# PARTS OF THE EXERCISE
1. Reproduce the part of the passage on watchfulness that begins with the words containing "Natural life, regarded" and ends with "(Luke 12:37, 40)", copying it word for word.
2. Write the next part of the passage on watchfulness, picking up right after its last sentence.

START QUOTED PASSAGE

To be watchful has precisely this symbolic meaning in the Word, for a person who learns truths and lives according to them is like someone who awakens from sleep and becomes alert. By contrast, a person who lacks truths, but who is engaged simply in worship, is like someone who is asleep and dreaming.

Natural life, regarded in itself or apart from spiritual life, is really no more than a state of sleep, whereas natural life that contains spiritual life is a state of alertness. This alertness, moreover, is obtained only through truths - truths which appear in their own light and in their own clarity when a person lives in accordance with them.

This is the symbolic meaning of watching in the following passages:

Watch..., for you do not know at what hour your Lord will come. (Matthew 24:42)

Blessed are those servants whom the Lord, when he comes, will find watching... Be ready, for the Son of Man will come at an hour you do not expect. (Luke 12:37, 40)

Watch..., for you do not know when the lord of the house will come..., lest, when he comes suddenly, he find you sleeping. What I say to you, I say to all: Watch! (Mark 13:35-37)

END QUOTED PASSAGE
START RECORD EXCERPTS

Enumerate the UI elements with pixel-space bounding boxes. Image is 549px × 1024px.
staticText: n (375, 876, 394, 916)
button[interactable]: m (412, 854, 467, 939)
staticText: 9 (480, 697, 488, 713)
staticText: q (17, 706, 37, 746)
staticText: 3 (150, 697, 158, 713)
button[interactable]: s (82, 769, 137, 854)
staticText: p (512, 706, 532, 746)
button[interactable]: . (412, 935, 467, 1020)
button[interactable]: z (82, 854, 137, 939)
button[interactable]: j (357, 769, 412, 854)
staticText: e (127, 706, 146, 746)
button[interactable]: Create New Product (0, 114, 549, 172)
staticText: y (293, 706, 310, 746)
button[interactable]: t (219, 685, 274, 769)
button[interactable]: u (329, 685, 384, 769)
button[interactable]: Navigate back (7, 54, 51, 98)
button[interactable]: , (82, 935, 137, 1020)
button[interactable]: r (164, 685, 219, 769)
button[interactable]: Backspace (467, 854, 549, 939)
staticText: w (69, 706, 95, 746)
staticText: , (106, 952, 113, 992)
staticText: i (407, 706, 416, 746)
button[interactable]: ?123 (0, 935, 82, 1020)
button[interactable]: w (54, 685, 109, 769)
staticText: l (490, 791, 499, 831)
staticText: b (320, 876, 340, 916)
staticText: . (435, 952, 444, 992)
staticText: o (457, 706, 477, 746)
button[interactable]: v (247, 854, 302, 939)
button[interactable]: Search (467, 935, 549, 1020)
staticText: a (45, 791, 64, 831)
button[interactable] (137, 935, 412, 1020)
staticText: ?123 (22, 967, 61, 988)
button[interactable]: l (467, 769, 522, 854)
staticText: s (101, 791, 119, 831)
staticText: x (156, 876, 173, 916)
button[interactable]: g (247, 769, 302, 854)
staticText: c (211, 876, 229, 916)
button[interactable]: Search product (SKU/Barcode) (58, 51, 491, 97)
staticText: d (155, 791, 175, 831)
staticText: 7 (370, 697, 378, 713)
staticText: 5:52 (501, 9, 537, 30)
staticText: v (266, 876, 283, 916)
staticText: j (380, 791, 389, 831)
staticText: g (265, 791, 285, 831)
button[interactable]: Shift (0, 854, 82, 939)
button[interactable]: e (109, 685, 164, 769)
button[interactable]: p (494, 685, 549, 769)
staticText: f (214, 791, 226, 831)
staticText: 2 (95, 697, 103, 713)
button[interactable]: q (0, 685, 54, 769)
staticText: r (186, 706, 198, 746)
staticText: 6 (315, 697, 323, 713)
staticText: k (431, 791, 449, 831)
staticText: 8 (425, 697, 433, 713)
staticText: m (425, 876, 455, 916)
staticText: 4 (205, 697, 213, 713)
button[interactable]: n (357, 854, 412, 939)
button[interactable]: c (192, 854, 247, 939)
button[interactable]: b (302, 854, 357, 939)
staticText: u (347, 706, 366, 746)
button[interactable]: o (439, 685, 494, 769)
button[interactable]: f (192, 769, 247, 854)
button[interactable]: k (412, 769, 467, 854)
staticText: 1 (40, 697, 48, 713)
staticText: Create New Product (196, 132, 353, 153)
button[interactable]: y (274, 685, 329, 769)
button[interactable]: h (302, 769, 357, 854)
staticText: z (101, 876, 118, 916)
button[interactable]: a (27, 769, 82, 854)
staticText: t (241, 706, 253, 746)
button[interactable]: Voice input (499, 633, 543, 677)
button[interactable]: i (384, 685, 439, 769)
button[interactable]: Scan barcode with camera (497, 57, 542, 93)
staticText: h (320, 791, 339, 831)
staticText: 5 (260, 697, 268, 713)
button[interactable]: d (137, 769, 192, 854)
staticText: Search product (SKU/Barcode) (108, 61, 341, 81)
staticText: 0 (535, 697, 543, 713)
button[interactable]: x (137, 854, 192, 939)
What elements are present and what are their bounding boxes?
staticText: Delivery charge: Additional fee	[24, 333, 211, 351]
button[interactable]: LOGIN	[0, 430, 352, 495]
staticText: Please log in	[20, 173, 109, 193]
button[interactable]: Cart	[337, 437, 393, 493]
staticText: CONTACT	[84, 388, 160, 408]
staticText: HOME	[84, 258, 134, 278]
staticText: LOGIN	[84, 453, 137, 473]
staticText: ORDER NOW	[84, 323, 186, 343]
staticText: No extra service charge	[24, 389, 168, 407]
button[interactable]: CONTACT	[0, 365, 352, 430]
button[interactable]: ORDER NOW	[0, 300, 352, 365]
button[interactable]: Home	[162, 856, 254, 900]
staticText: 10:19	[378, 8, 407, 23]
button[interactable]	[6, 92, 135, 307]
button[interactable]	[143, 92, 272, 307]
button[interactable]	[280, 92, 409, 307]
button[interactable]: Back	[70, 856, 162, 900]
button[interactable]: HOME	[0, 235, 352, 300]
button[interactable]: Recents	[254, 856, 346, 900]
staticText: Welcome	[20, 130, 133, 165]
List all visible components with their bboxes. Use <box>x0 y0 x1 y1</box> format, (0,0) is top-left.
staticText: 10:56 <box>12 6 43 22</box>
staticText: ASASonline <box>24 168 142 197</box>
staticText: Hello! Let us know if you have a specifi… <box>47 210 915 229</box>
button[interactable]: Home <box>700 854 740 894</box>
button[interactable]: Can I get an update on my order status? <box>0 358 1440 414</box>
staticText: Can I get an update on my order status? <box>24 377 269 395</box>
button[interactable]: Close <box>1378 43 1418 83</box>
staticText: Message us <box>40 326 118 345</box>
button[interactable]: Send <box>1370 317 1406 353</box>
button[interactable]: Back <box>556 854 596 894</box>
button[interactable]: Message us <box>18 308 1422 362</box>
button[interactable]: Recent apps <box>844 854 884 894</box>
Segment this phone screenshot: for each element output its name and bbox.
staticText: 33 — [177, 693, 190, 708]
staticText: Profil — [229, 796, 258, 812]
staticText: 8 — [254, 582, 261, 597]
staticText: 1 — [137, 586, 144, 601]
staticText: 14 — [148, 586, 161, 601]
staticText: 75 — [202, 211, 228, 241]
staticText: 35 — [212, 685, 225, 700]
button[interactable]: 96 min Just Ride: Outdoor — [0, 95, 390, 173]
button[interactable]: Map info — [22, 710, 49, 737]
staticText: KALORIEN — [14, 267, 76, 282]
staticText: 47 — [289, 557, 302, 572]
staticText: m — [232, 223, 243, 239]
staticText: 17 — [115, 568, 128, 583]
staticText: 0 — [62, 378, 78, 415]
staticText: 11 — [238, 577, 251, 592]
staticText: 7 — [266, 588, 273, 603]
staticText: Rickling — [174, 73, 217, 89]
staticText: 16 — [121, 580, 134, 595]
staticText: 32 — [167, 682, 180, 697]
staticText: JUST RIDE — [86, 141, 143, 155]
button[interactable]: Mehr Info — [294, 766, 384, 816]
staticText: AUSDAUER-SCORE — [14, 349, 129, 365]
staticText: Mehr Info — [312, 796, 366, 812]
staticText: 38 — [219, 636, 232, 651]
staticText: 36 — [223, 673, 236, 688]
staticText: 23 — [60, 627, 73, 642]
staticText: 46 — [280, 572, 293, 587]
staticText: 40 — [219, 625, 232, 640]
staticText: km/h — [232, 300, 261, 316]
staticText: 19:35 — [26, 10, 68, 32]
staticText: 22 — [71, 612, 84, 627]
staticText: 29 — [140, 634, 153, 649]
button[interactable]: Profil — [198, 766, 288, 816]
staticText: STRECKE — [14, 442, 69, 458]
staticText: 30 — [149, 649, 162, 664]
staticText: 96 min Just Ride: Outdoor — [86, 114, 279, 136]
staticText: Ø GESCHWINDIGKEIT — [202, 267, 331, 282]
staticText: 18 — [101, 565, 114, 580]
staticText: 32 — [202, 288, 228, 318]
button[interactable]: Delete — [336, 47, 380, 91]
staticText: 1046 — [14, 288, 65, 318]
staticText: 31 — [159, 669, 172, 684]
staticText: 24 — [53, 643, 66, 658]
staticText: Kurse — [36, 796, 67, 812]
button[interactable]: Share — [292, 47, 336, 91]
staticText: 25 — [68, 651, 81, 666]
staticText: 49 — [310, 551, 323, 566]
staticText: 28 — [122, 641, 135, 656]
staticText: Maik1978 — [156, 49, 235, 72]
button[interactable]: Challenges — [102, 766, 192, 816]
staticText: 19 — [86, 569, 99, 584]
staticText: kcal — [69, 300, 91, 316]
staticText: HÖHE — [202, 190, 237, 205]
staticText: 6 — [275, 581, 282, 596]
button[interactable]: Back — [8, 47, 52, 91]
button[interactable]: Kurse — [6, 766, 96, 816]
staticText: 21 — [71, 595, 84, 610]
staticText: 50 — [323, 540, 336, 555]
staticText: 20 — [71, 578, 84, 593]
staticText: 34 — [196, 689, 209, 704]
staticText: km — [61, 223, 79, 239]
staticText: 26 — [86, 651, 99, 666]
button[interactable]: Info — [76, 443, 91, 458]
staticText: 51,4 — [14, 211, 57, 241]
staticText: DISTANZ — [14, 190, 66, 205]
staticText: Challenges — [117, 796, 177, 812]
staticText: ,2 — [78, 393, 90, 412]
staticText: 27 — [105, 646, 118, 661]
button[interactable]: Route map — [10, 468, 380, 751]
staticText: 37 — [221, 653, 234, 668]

END RECORD EXCERPTS

# SET OF ANSWERS
1.
Natural life, regarded in itself or apart from spiritual life, is really no more than a state of sleep, whereas natural life that contains spiritual life is a state of alertness. This alertness, moreover, is obtained only through truths - truths which appear in their own light and in their own clarity when a person lives in accordance with them.

This is the symbolic meaning of watching in the following passages:

Watch..., for you do not know at what hour your Lord will come. (Matthew 24:42)

Blessed are those servants whom the Lord, when he comes, will find watching... Be ready, for the Son of Man will come at an hour you do not expect. (Luke 12:37, 40)

2.
While the bridegroom was delayed, (the virgins)...slumbered and slept... And the (five foolish) virgins came..., saying, "Lord, Lord, open to us!" But (the Lord) answered..., ."..I do not know you." Watch therefore, for you know neither the day nor the hour at which the Son of Man will come. (Matthew 25:1-13)

Because the Lord's coming is called the morning (no. 151), and truths are then revealed and light dawns, therefore that time is called "the beginning of the watches" in Lamentations 2:19, and the Lord is called "a watcher" in Daniel 4:13. Moreover we read in Isaiah,

Your dead shall live... Awake..., you who dwell in dust. (Isaiah 26:19)

To be shown that the state of a person who lacks truths is called slumbering and sleep, see Jeremiah 51:39, 57, Psalms 13:3; 76:6, Matthew 13:25, and other places.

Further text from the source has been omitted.